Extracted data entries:
"""

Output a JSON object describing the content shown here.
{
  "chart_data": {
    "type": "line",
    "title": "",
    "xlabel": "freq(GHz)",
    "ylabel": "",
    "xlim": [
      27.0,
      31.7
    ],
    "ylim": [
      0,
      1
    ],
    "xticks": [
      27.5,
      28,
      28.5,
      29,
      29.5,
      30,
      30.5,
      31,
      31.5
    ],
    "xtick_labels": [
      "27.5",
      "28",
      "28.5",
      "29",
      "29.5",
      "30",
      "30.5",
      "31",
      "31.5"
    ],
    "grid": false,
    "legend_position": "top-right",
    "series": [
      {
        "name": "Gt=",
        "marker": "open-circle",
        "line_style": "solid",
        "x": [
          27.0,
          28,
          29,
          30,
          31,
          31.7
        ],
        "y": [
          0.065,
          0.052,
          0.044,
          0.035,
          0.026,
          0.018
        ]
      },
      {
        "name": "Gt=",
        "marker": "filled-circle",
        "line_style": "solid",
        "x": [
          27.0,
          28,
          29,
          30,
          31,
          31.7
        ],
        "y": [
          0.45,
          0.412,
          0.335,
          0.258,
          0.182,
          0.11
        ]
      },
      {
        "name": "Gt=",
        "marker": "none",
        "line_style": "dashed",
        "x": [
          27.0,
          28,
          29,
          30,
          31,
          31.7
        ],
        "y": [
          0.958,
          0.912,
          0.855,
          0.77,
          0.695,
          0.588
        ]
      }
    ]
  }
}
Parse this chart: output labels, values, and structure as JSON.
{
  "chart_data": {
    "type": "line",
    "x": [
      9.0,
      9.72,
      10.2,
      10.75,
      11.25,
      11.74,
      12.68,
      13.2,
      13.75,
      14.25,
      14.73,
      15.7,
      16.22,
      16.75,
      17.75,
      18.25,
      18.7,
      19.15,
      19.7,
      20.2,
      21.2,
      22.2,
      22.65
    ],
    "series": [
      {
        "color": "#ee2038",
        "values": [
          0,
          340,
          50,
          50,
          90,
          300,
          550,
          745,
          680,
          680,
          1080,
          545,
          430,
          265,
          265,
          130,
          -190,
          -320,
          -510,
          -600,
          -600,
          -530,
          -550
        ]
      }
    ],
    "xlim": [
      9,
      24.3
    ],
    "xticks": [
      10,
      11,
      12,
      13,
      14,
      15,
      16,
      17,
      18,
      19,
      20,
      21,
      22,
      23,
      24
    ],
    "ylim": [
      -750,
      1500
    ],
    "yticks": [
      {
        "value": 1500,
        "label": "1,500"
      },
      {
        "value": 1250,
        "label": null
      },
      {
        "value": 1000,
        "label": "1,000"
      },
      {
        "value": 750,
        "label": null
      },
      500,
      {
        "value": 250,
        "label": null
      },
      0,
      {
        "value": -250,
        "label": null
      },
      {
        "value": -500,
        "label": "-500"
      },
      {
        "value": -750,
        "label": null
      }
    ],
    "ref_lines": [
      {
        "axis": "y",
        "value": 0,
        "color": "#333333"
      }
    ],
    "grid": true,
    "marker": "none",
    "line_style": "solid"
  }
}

"""

__AIM__
Copy each line of the records containing the string "JSON".

__WRITTEN ANSWER__
Output a JSON object describing the content shown here.
Parse this chart: output labels, values, and structure as JSON.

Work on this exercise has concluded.